#### PROBLEM DESCRIPTION
Determine how many lines contain the string "Intersez". Respond with that number and nothing more.

#### PROVIDED INFORMATION

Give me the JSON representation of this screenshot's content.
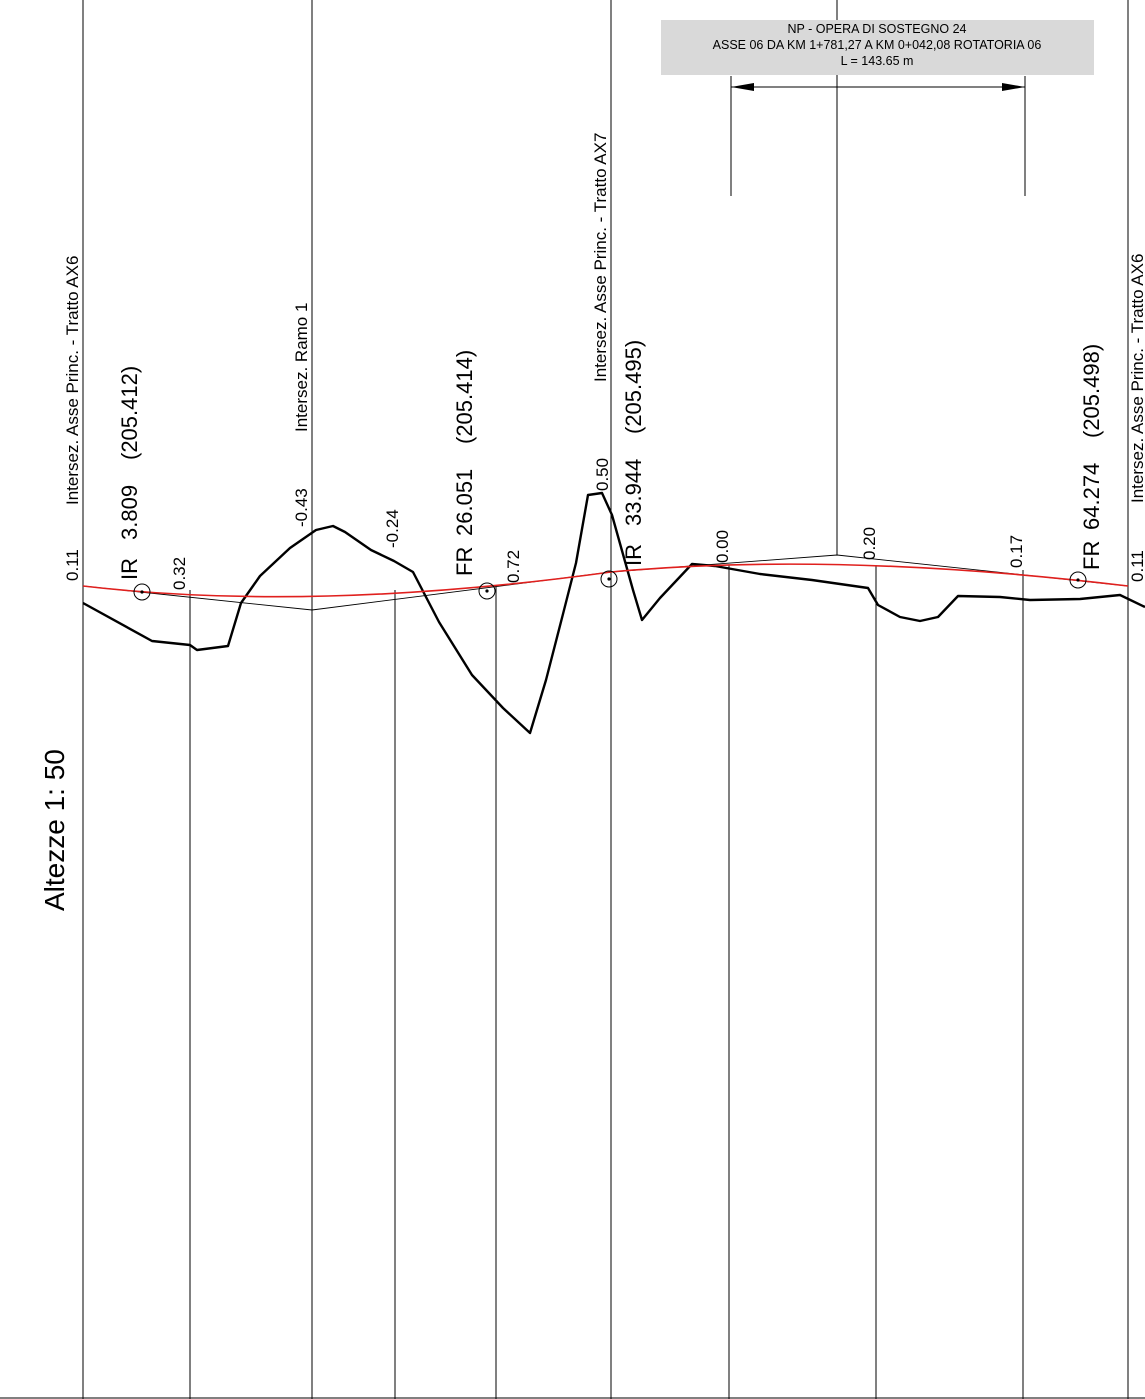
{
  "banner": {
    "line1": "NP - OPERA DI SOSTEGNO 24",
    "line2": "ASSE 06 DA KM 1+781,27 A KM 0+042,08 ROTATORIA 06",
    "line3": "L = 143.65 m",
    "background": "#d9d9d9"
  },
  "scale_label": "Altezze 1: 50",
  "intersections": [
    "Intersez. Asse Princ. - Tratto AX6",
    "Intersez. Ramo 1",
    "Intersez. Asse Princ. - Tratto AX7",
    "Intersez. Asse Princ. - Tratto AX6"
  ],
  "curves": [
    {
      "type": "IR",
      "value": "3.809",
      "elevation": "(205.412)"
    },
    {
      "type": "FR",
      "value": "26.051",
      "elevation": "(205.414)"
    },
    {
      "type": "IR",
      "value": "33.944",
      "elevation": "(205.495)"
    },
    {
      "type": "FR",
      "value": "64.274",
      "elevation": "(205.498)"
    }
  ],
  "differences": [
    "0.11",
    "0.32",
    "-0.43",
    "-0.24",
    "0.72",
    "0.50",
    "0.00",
    "0.20",
    "0.17",
    "0.11"
  ],
  "colors": {
    "design_profile": "#e0201e",
    "terrain": "#000000",
    "lines": "#000000"
  }
}
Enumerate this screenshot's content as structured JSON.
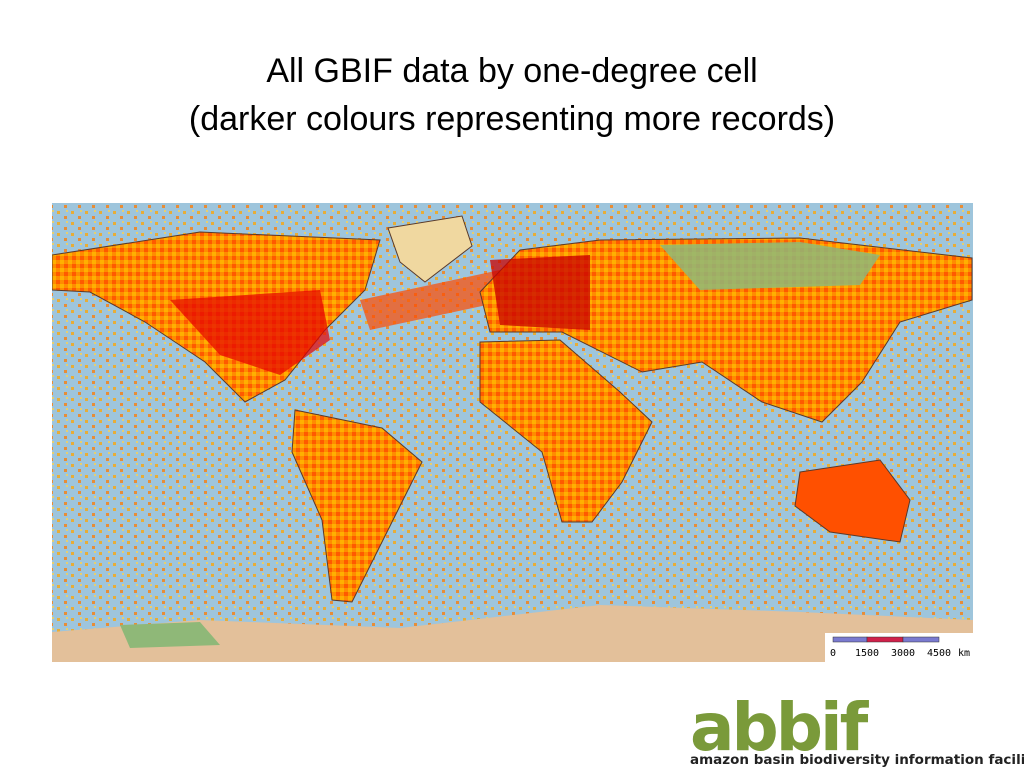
{
  "title": {
    "line1": "All GBIF data by one-degree cell",
    "line2": "(darker colours representing more records)"
  },
  "scale_bar": {
    "labels": [
      "0",
      "1500",
      "3000",
      "4500"
    ],
    "unit": "km"
  },
  "logo": {
    "mark": "abbif",
    "text": "amazon basin biodiversity information facility"
  }
}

#### TASK ANSWER
4